[Data records]
- - - - - - -

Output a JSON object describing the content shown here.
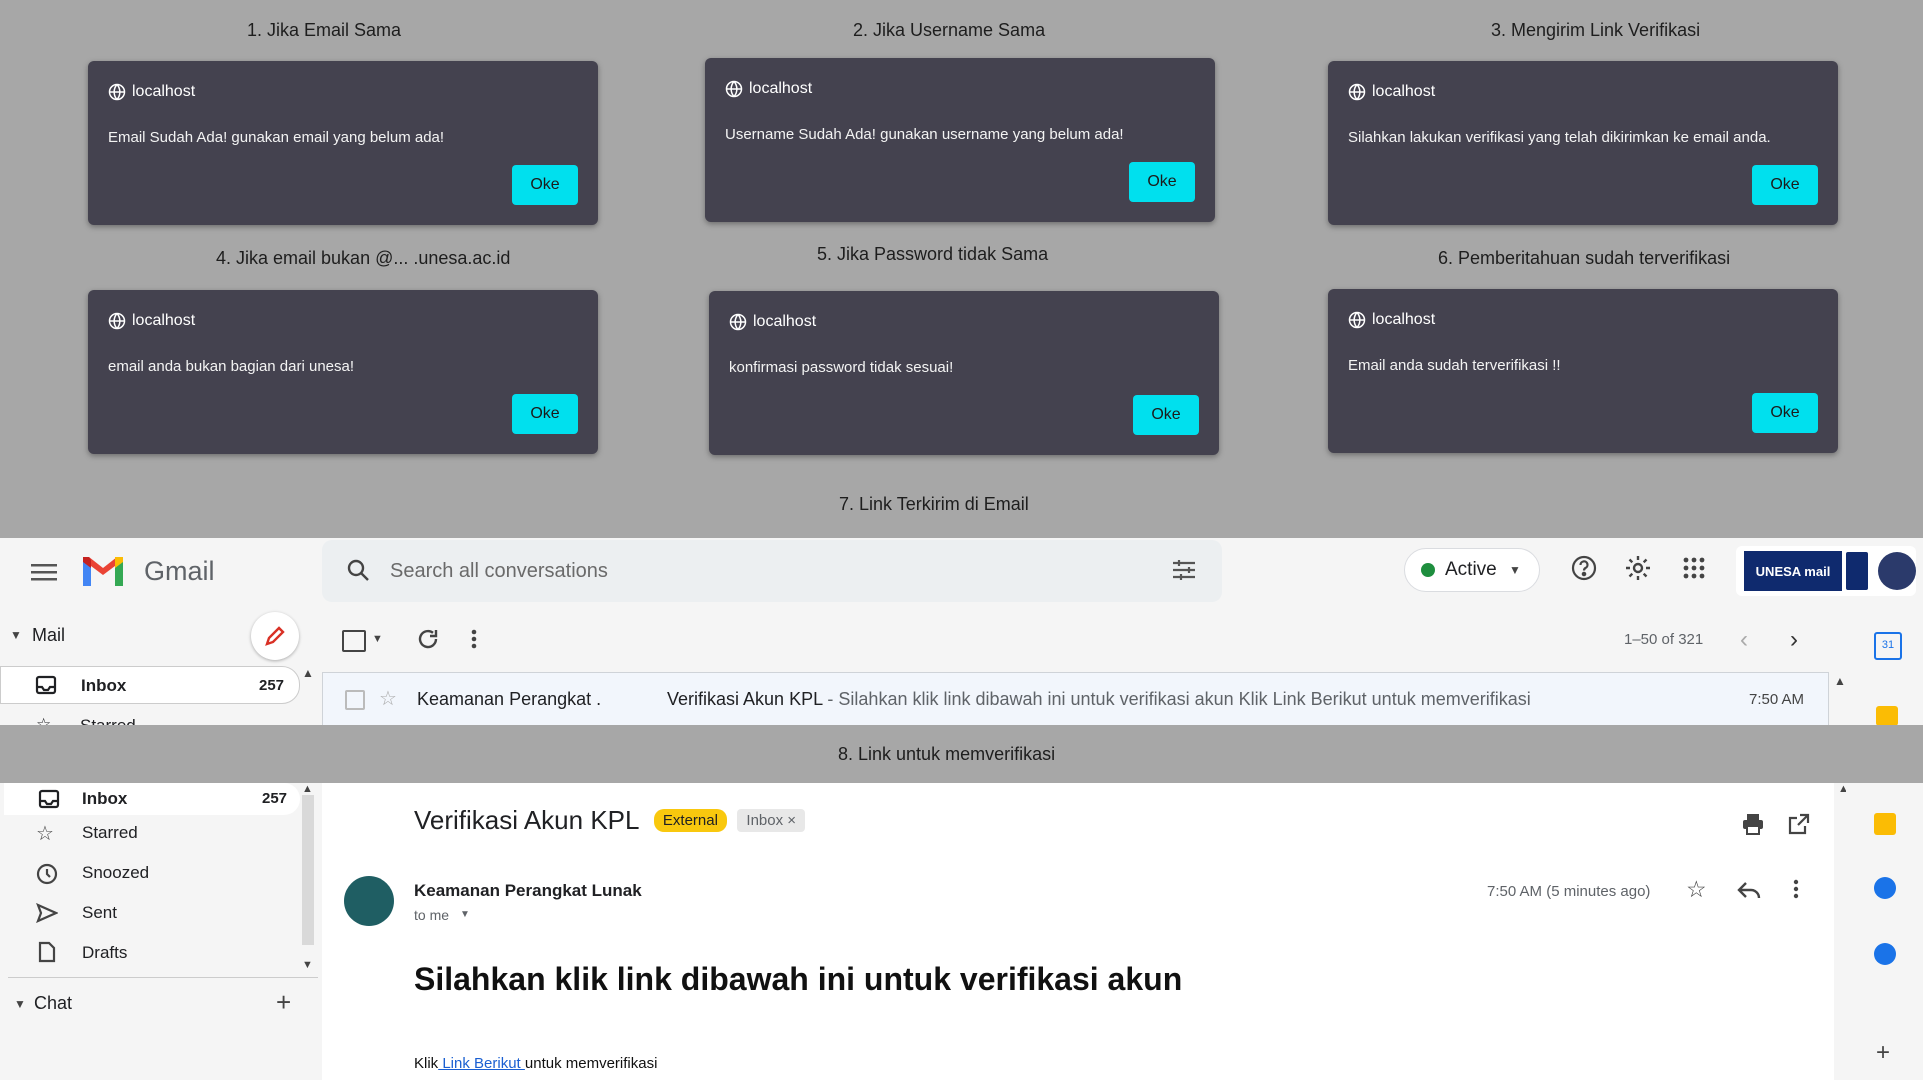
{
  "captions": {
    "c1": "1. Jika Email Sama",
    "c2": "2. Jika Username Sama",
    "c3": "3. Mengirim Link Verifikasi",
    "c4": "4. Jika email bukan @... .unesa.ac.id",
    "c5": "5. Jika Password tidak Sama",
    "c6": "6. Pemberitahuan sudah terverifikasi",
    "c7": "7. Link Terkirim di Email",
    "c8": "8. Link untuk memverifikasi"
  },
  "dialogs": [
    {
      "host": "localhost",
      "message": "Email Sudah Ada! gunakan email yang belum ada!",
      "button": "Oke"
    },
    {
      "host": "localhost",
      "message": "Username Sudah Ada! gunakan username yang belum ada!",
      "button": "Oke"
    },
    {
      "host": "localhost",
      "message": "Silahkan lakukan verifikasi yang telah dikirimkan ke email anda.",
      "button": "Oke"
    },
    {
      "host": "localhost",
      "message": "email anda bukan bagian dari unesa!",
      "button": "Oke"
    },
    {
      "host": "localhost",
      "message": "konfirmasi password tidak sesuai!",
      "button": "Oke"
    },
    {
      "host": "localhost",
      "message": "Email anda sudah terverifikasi !!",
      "button": "Oke"
    }
  ],
  "gmail": {
    "brand": "Gmail",
    "search_placeholder": "Search all conversations",
    "status": "Active",
    "unesa_logo": "UNESA mail",
    "mail_label": "Mail",
    "inbox_label": "Inbox",
    "inbox_count": "257",
    "starred_partial": "Starred",
    "pagination": "1–50 of 321",
    "row": {
      "sender": "Keamanan Perangkat .",
      "subject": "Verifikasi Akun KPL",
      "snippet": " - Silahkan klik link dibawah ini untuk verifikasi akun Klik Link Berikut untuk memverifikasi",
      "time": "7:50 AM"
    }
  },
  "gmail_detail": {
    "nav": {
      "inbox": "Inbox",
      "inbox_count": "257",
      "starred": "Starred",
      "snoozed": "Snoozed",
      "sent": "Sent",
      "drafts": "Drafts",
      "chat": "Chat"
    },
    "subject": "Verifikasi Akun KPL",
    "badge_external": "External",
    "badge_inbox": "Inbox",
    "sender": "Keamanan Perangkat Lunak",
    "to": "to me",
    "time": "7:50 AM (5 minutes ago)",
    "heading": "Silahkan klik link dibawah ini untuk verifikasi akun",
    "body_prefix": "Klik",
    "body_link": " Link Berikut ",
    "body_suffix": "untuk memverifikasi",
    "rail_calendar_day": "31"
  },
  "colors": {
    "dialog_bg": "#44424f",
    "ok_button": "#00e0ee",
    "external_badge": "#f9c80e",
    "link": "#1a5fd1"
  }
}
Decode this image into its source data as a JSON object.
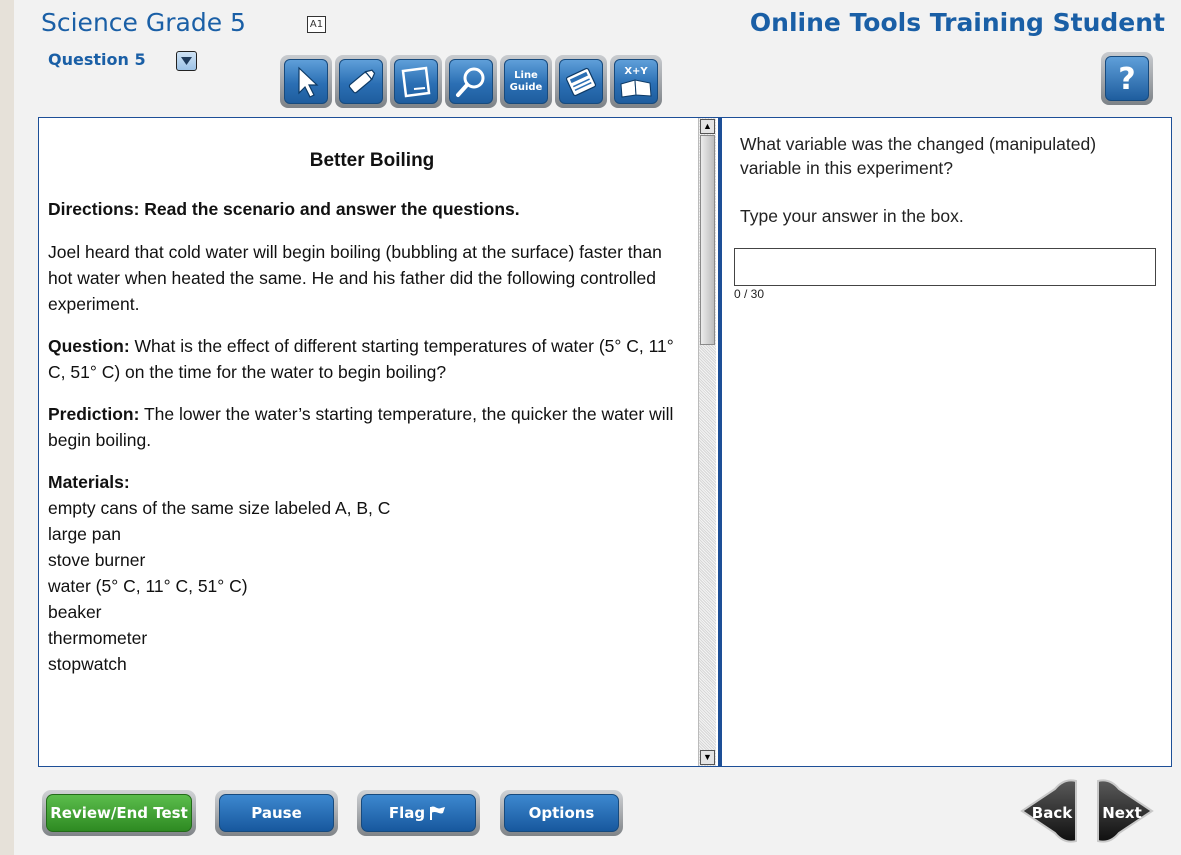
{
  "header": {
    "test_title": "Science Grade 5",
    "accessibility_badge": "A1",
    "student_name": "Online Tools Training Student",
    "question_label": "Question 5"
  },
  "toolbar": [
    {
      "name": "pointer-tool",
      "icon": "arrow-pointer-icon"
    },
    {
      "name": "highlighter-tool",
      "icon": "highlighter-icon"
    },
    {
      "name": "notepad-tool",
      "icon": "notepad-icon"
    },
    {
      "name": "magnifier-tool",
      "icon": "magnifier-icon"
    },
    {
      "name": "line-guide-tool",
      "icon": "line-guide-icon",
      "label_1": "Line",
      "label_2": "Guide"
    },
    {
      "name": "calculator-tool",
      "icon": "calculator-icon"
    },
    {
      "name": "formula-reference-tool",
      "icon": "formula-book-icon",
      "label": "X+Y"
    }
  ],
  "help": {
    "label": "?",
    "icon": "help-icon"
  },
  "passage": {
    "title": "Better Boiling",
    "directions": "Directions: Read the scenario and answer the questions.",
    "intro": "Joel heard that cold water will begin boiling (bubbling at the surface) faster than hot water when heated the same. He and his father did the following controlled experiment.",
    "question_label": "Question:",
    "question_text": " What is the effect of different starting temperatures of water (5° C, 11° C, 51° C) on the time for the water to begin boiling?",
    "prediction_label": "Prediction:",
    "prediction_text": " The lower the water’s starting temperature, the quicker the water will begin boiling.",
    "materials_label": "Materials:",
    "materials": [
      "empty cans of the same size labeled A, B, C",
      "large pan",
      "stove burner",
      "water (5° C, 11° C, 51° C)",
      "beaker",
      "thermometer",
      "stopwatch"
    ]
  },
  "question": {
    "prompt": "What variable was the changed (manipulated) variable in this experiment?",
    "instruction": "Type your answer in the box.",
    "answer_value": "",
    "char_count": "0 / 30"
  },
  "footer": {
    "review_label": "Review/End Test",
    "pause_label": "Pause",
    "flag_label": "Flag",
    "options_label": "Options",
    "back_label": "Back",
    "next_label": "Next"
  },
  "colors": {
    "title_blue": "#1a5fa6",
    "pane_border": "#1d4f97",
    "button_blue": "#17589e",
    "button_green": "#2e8a22",
    "nav_dark": "#1a1a1a"
  }
}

- - - - - - -

#### Task to carry out
Check every line in the material above for the string "Silahkan", then give only the number of lines that have it.

#### Solution to this problem
3